(Data items)

******

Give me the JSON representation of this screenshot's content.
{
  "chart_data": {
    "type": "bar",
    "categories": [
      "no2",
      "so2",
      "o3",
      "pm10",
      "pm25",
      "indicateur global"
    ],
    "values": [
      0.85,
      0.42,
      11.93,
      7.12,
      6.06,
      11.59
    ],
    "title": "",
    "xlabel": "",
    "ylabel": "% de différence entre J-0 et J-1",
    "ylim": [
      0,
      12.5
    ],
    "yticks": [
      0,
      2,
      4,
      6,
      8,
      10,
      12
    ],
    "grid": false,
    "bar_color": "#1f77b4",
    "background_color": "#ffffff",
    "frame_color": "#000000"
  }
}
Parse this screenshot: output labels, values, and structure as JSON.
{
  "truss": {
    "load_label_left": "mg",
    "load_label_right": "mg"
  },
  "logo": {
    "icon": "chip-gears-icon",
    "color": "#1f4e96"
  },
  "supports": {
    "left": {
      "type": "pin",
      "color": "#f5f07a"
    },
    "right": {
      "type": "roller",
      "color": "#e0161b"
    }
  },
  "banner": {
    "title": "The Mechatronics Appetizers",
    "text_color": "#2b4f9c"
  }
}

******

Task description: Copy out all the entries shown above, character for character.

Final result:
Give me the JSON representation of this screenshot's content.
{
  "chart_data": {
    "type": "bar",
    "categories": [
      "no2",
      "so2",
      "o3",
      "pm10",
      "pm25",
      "indicateur global"
    ],
    "values": [
      0.85,
      0.42,
      11.93,
      7.12,
      6.06,
      11.59
    ],
    "title": "",
    "xlabel": "",
    "ylabel": "% de différence entre J-0 et J-1",
    "ylim": [
      0,
      12.5
    ],
    "yticks": [
      0,
      2,
      4,
      6,
      8,
      10,
      12
    ],
    "grid": false,
    "bar_color": "#1f77b4",
    "background_color": "#ffffff",
    "frame_color": "#000000"
  }
}
Parse this screenshot: output labels, values, and structure as JSON.
{
  "truss": {
    "load_label_left": "mg",
    "load_label_right": "mg"
  },
  "logo": {
    "icon": "chip-gears-icon",
    "color": "#1f4e96"
  },
  "supports": {
    "left": {
      "type": "pin",
      "color": "#f5f07a"
    },
    "right": {
      "type": "roller",
      "color": "#e0161b"
    }
  },
  "banner": {
    "title": "The Mechatronics Appetizers",
    "text_color": "#2b4f9c"
  }
}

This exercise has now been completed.